Given task> Convert the lines of every entry below into a JSON list of strings, one string per line, with blank lines skipped. Leave the pictures out of the list.

┌─ Stored records

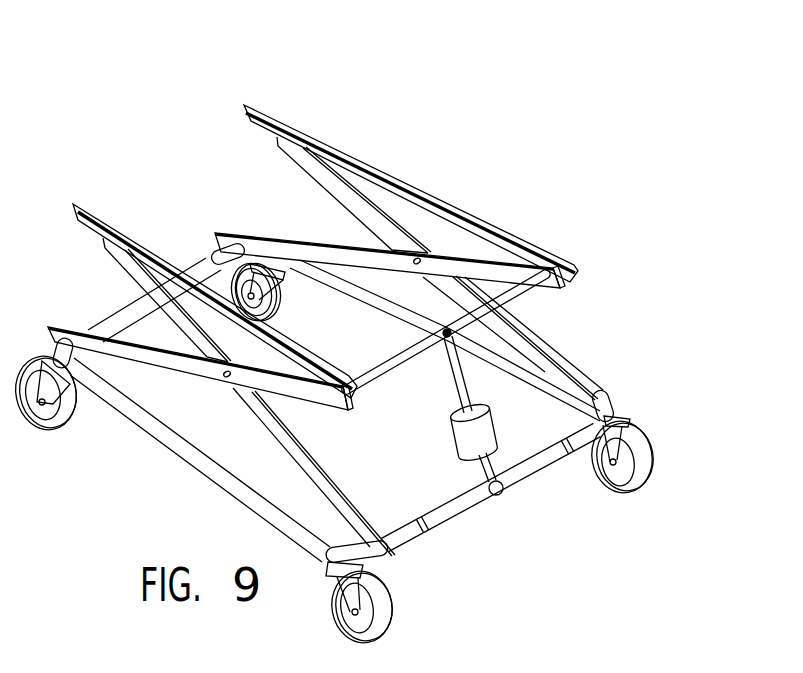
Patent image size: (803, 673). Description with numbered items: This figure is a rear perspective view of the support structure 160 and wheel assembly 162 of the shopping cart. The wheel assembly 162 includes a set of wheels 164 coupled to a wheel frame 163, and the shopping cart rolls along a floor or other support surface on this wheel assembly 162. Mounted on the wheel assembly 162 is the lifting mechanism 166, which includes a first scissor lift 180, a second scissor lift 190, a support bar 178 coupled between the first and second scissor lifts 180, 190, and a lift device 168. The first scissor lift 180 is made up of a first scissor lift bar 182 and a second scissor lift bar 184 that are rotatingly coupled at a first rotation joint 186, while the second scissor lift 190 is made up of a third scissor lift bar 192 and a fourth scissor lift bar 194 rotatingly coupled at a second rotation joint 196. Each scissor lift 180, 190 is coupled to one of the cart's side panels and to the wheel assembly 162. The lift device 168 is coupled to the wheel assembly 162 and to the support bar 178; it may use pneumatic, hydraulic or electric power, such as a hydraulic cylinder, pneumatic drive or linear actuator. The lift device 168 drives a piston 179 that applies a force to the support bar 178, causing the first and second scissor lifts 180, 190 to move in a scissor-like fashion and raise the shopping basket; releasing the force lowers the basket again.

The collapsible cart 160 is at (150, 78).
The wheel assembly 162 is at (660, 355).
The wheel frame 163 is at (245, 492).
The set of wheels 164 is at (566, 565).
The lifting mechanism 166 is at (520, 162).
The lift device 168 is at (463, 443).
The support bar 178 is at (517, 288).
The piston 179 is at (458, 387).
The first scissor lift 180 is at (322, 94).
The first scissor lift bar 182 is at (278, 241).
The second scissor lift bar 184 is at (339, 185).
The first rotation joint 186 is at (421, 257).
The second scissor lift 190 is at (172, 218).
The third scissor lift bar 192 is at (148, 358).
The fourth scissor lift bar 194 is at (140, 268).
The second rotation joint 196 is at (228, 378).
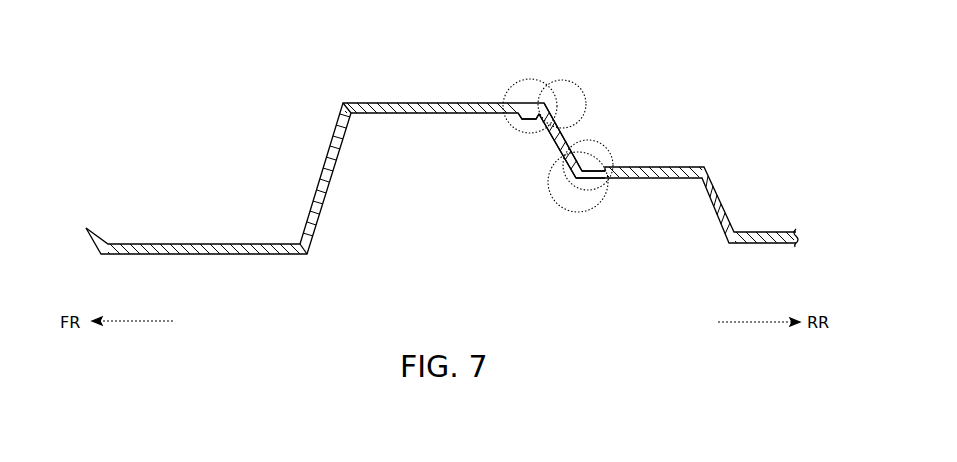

└─

Full answer>
[
  "Patent image size: (803, 673). Description with numbered items: This figure is a rear perspective view of the support structure 160 and wheel assembly 162 of the shopping cart. The wheel assembly 162 includes a set of wheels 164 coupled to a wheel frame 163, and the shopping cart rolls along a floor or other support surface on this wheel assembly 162. Mounted on the wheel assembly 162 is the lifting mechanism 166, which includes a first scissor lift 180, a second scissor lift 190, a support bar 178 coupled between the first and second scissor lifts 180, 190, and a lift device 168. The first scissor lift 180 is made up of a first scissor lift bar 182 and a second scissor lift bar 184 that are rotatingly coupled at a first rotation joint 186, while the second scissor lift 190 is made up of a third scissor lift bar 192 and a fourth scissor lift bar 194 rotatingly coupled at a second rotation joint 196. Each scissor lift 180, 190 is coupled to one of the cart's side panels and to the wheel assembly 162. The lift device 168 is coupled to the wheel assembly 162 and to the support bar 178; it may use pneumatic, hydraulic or electric power, such as a hydraulic cylinder, pneumatic drive or linear actuator. The lift device 168 drives a piston 179 that applies a force to the support bar 178, causing the first and second scissor lifts 180, 190 to move in a scissor-like fashion and raise the shopping basket; releasing the force lowers the basket again.",
  "The collapsible cart 160 is at (150, 78).",
  "The wheel assembly 162 is at (660, 355).",
  "The wheel frame 163 is at (245, 492).",
  "The set of wheels 164 is at (566, 565).",
  "The lifting mechanism 166 is at (520, 162).",
  "The lift device 168 is at (463, 443).",
  "The support bar 178 is at (517, 288).",
  "The piston 179 is at (458, 387).",
  "The first scissor lift 180 is at (322, 94).",
  "The first scissor lift bar 182 is at (278, 241).",
  "The second scissor lift bar 184 is at (339, 185).",
  "The first rotation joint 186 is at (421, 257).",
  "The second scissor lift 190 is at (172, 218).",
  "The third scissor lift bar 192 is at (148, 358).",
  "The fourth scissor lift bar 194 is at (140, 268).",
  "The second rotation joint 196 is at (228, 378)."
]